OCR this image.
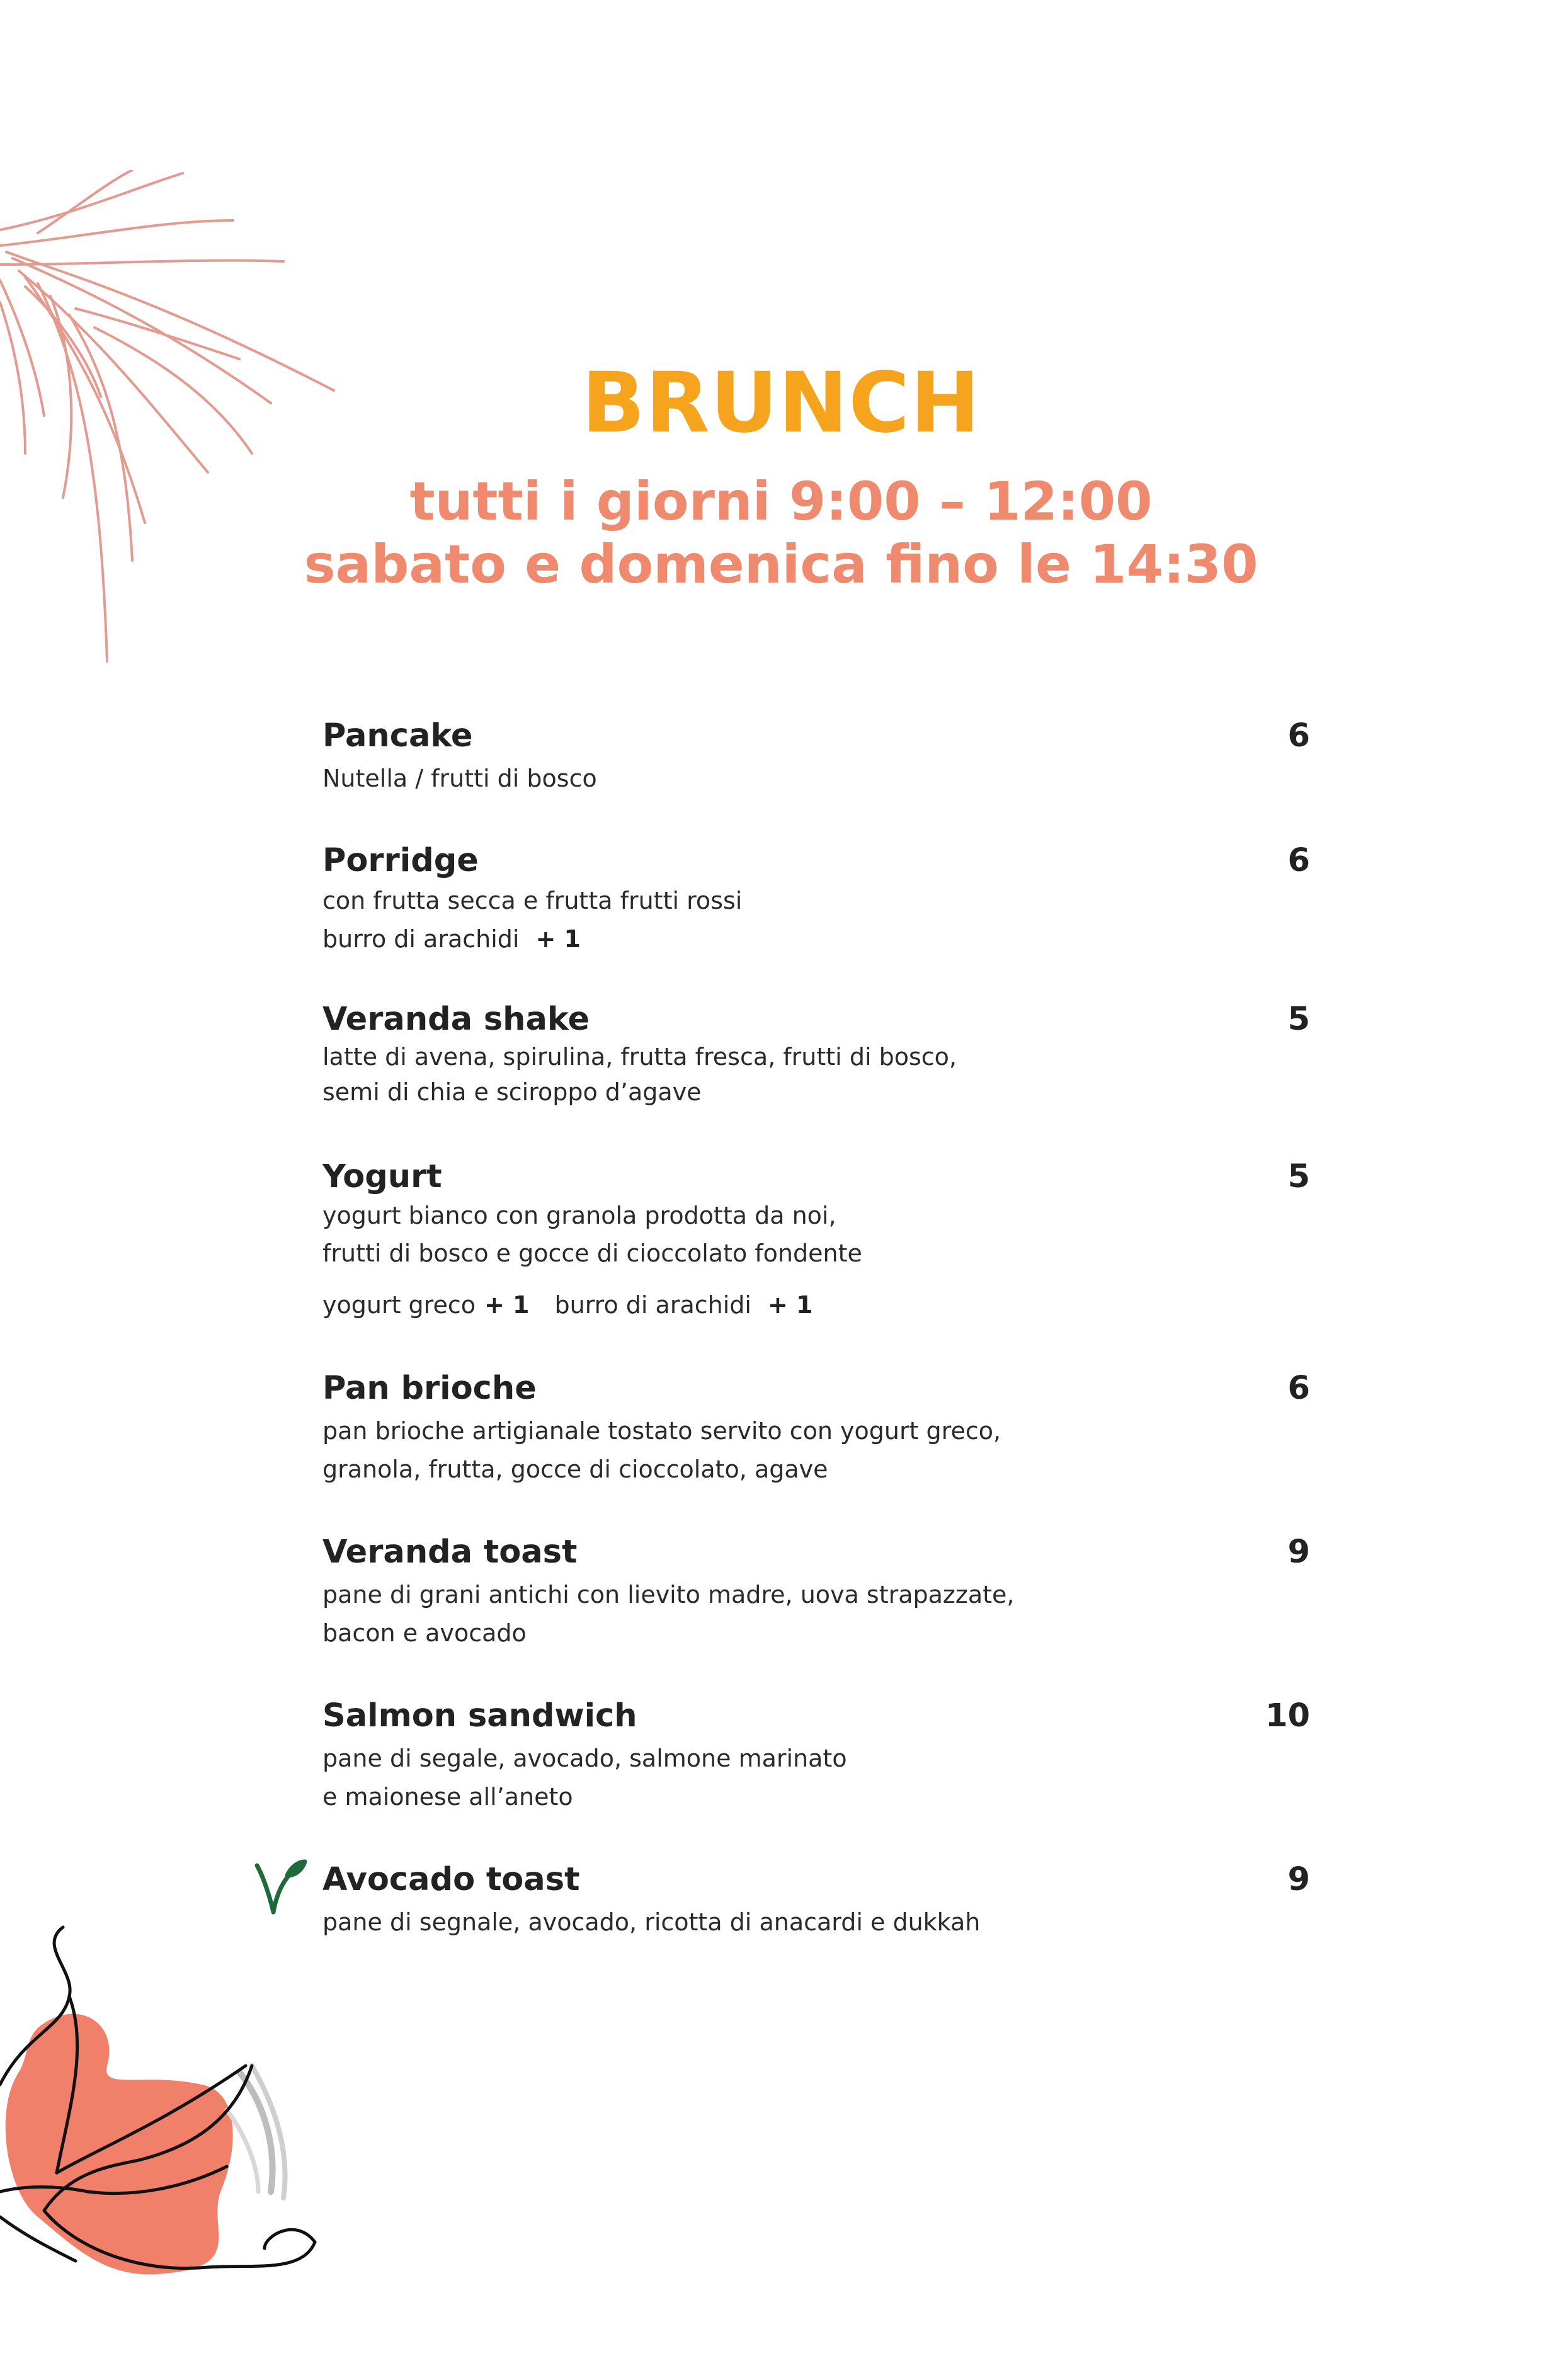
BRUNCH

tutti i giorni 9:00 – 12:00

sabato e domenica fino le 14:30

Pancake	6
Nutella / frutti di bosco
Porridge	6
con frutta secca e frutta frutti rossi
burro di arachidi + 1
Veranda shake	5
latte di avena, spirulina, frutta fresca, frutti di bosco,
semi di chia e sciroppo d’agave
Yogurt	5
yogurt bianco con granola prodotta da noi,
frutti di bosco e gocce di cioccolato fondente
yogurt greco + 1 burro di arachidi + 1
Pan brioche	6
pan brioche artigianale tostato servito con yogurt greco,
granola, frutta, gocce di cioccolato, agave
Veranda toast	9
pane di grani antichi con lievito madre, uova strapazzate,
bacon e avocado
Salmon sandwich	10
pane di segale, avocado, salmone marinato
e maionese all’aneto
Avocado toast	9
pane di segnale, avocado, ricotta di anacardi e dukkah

★ ★ ★ ★

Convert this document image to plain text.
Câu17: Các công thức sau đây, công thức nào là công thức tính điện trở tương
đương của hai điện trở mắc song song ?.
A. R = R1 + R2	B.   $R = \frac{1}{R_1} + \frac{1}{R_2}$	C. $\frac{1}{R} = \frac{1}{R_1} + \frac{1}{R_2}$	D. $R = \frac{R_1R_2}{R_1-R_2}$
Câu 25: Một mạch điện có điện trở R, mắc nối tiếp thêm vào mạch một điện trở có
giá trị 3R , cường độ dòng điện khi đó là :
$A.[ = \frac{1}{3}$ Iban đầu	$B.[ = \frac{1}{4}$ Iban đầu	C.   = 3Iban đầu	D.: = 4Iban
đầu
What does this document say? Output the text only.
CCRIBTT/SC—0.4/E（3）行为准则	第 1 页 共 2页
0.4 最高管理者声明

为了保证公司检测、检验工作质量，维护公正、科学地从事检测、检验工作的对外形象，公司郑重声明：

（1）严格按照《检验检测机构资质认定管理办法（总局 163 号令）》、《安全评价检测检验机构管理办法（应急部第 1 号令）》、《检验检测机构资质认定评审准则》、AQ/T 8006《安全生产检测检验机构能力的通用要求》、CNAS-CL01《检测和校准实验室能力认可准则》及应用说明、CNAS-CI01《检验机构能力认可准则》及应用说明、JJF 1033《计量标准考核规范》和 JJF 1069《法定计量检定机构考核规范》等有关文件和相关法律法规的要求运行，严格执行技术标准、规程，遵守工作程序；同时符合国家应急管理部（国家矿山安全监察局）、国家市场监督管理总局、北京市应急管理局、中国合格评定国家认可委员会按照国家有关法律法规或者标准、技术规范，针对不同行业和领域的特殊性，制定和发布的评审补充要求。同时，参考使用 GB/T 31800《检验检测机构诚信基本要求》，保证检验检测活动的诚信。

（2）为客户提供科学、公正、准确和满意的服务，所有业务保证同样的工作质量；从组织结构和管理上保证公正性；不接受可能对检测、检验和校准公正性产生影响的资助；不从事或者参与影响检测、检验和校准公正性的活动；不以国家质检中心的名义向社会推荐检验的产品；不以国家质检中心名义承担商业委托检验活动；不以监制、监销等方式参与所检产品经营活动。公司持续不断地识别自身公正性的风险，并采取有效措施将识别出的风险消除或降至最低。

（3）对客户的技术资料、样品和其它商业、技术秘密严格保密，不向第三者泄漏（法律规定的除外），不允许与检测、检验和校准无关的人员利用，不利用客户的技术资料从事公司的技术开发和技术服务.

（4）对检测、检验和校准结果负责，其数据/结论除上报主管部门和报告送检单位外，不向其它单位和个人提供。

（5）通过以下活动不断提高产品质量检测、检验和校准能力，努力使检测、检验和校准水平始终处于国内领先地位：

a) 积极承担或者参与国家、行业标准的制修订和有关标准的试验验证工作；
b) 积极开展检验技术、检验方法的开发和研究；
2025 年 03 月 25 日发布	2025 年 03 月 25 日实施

★ ★ ★ ★

* _WHAT IS REQUIRED_
Copy, from the material above, each line in which the string "frutta" occurs.

* _WRITTEN SOLUTION_
con frutta secca e frutta frutti rossi
latte di avena, spirulina, frutta fresca, frutti di bosco,
granola, frutta, gocce di cioccolato, agave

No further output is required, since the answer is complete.